• _Testo di partenza_:
Pino Daniele, di cui oggi ricorre il decennale della morte, non aveva un carattere facile. Chi l’ha conosciuto racconta che era il contrario del napoletano che il folklore vuole socievole, espansivo, sempre allegro, con la battuta pronta, sveglio fino a travalicare il confine della furbizia e talvolta a sconfinare nell’opportunismo.
Daniele Giuseppe, come si presentava agli amici prima che il successo lo rendesse un mito vivente, era molto schivo. Di quelli con un carattere difficile. Come, del resto, era un altro grande napoletano del Novecento: Eduardo De Filippo.

• _Dati archiviati_:
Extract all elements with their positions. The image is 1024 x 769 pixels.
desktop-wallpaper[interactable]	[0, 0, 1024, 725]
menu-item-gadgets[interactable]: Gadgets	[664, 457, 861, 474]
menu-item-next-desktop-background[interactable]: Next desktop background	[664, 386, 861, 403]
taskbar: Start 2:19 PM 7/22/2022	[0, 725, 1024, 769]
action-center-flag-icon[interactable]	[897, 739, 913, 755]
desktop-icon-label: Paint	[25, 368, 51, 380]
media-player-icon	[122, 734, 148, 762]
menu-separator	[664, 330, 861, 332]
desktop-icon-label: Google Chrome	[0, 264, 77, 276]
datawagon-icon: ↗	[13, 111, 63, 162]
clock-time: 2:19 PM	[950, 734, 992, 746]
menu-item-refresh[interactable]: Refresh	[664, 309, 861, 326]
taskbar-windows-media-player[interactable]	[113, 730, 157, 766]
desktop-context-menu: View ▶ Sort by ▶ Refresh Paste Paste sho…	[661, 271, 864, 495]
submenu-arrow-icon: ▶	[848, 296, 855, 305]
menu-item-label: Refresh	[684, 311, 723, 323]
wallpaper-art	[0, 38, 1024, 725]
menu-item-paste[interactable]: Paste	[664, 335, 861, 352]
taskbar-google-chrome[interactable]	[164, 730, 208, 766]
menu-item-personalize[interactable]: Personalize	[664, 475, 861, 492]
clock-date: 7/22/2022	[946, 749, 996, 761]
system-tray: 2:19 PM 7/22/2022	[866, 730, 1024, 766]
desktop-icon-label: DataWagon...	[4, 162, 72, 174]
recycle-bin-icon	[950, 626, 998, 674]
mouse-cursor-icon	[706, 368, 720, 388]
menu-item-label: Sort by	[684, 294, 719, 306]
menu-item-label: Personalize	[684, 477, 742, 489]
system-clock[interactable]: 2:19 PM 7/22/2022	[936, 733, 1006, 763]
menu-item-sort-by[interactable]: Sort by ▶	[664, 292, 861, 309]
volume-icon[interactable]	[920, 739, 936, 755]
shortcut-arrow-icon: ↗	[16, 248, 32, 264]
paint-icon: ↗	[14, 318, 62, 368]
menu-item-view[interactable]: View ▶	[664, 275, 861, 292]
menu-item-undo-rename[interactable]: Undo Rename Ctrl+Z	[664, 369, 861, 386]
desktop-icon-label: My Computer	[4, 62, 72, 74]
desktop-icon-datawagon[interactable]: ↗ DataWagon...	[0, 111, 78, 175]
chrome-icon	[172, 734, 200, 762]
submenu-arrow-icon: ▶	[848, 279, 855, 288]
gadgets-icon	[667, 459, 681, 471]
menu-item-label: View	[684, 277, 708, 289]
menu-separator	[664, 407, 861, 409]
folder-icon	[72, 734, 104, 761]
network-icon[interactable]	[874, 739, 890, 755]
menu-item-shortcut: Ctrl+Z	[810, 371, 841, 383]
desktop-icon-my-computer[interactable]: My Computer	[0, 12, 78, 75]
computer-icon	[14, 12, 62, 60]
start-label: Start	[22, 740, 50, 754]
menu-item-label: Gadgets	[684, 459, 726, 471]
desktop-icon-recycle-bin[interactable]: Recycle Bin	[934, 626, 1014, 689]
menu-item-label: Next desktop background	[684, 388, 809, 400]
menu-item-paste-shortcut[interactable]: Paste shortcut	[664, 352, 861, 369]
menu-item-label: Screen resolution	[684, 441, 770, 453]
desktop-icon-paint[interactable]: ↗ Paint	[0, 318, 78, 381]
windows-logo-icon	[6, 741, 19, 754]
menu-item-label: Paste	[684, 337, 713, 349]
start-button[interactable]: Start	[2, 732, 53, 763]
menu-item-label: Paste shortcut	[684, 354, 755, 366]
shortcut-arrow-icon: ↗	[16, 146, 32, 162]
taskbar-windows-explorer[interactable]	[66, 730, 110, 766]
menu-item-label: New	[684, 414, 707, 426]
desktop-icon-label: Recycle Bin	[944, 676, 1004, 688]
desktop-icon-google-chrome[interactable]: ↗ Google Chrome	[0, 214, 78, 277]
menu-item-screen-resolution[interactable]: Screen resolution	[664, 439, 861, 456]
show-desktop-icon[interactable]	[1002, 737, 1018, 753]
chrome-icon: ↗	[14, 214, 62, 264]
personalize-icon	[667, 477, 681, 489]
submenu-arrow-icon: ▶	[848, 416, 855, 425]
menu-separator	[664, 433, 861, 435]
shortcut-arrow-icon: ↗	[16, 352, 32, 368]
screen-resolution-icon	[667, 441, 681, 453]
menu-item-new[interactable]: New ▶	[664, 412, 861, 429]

• _Attività da svolgere_:
a – Nel testo su Pino Daniele, con quale nome l'artista si presentava agli amici prima del successo?
b – Spiega perché il testo su Pino Daniele lo accosta a Eduardo De Filippo.
c – Prosegui il testo su Pino Daniele a partire dalla sua ultima frase.

• _Risposte per attività_:
a – Si presentava come Daniele Giuseppe.

b – Il testo li accosta perché anche Eduardo De Filippo, altro grande napoletano del Novecento, aveva un carattere difficile. Pino Daniele era infatti molto schivo, lontano dall'immagine del napoletano socievole ed espansivo.

c –
Anche per questo, quindi, Pino Daniele non ha mai avuto un rapporto facile con la politica. La vedeva a modo suo. Si considerava, ed era, di sinistra: le prime apparizioni davanti a un vero pubblico le fece alle Feste dell’Unità organizzate dal Partito Comunista, negli anni Settanta, a Napoli soprattutto, dove il Pci riuscì ad esprimere anche un sindaco altrettanto mitico, Maurizio Valenzi. Detto questo, però, Pino Daniele, come tanti altri artisti, non è mai stato etichettabile.
Era un artista, non un politico. Ed era un napoletano che non le mandava a dire, quando parlava. Così gli capitò di essere querelato da Umberto Bossi, e non per la famosa strofa de “‘O scarrafone” “questa Lega è una vergogna”, no. E gli capitò, a un certo punto, anche di mandare a quel paese il politico con il quale più legò: un altro sindaco di Napoli di sinistra, Antonio Bassolino.
In ogni caso: a volte, era così sincero da sfiorare l’autolesionismo.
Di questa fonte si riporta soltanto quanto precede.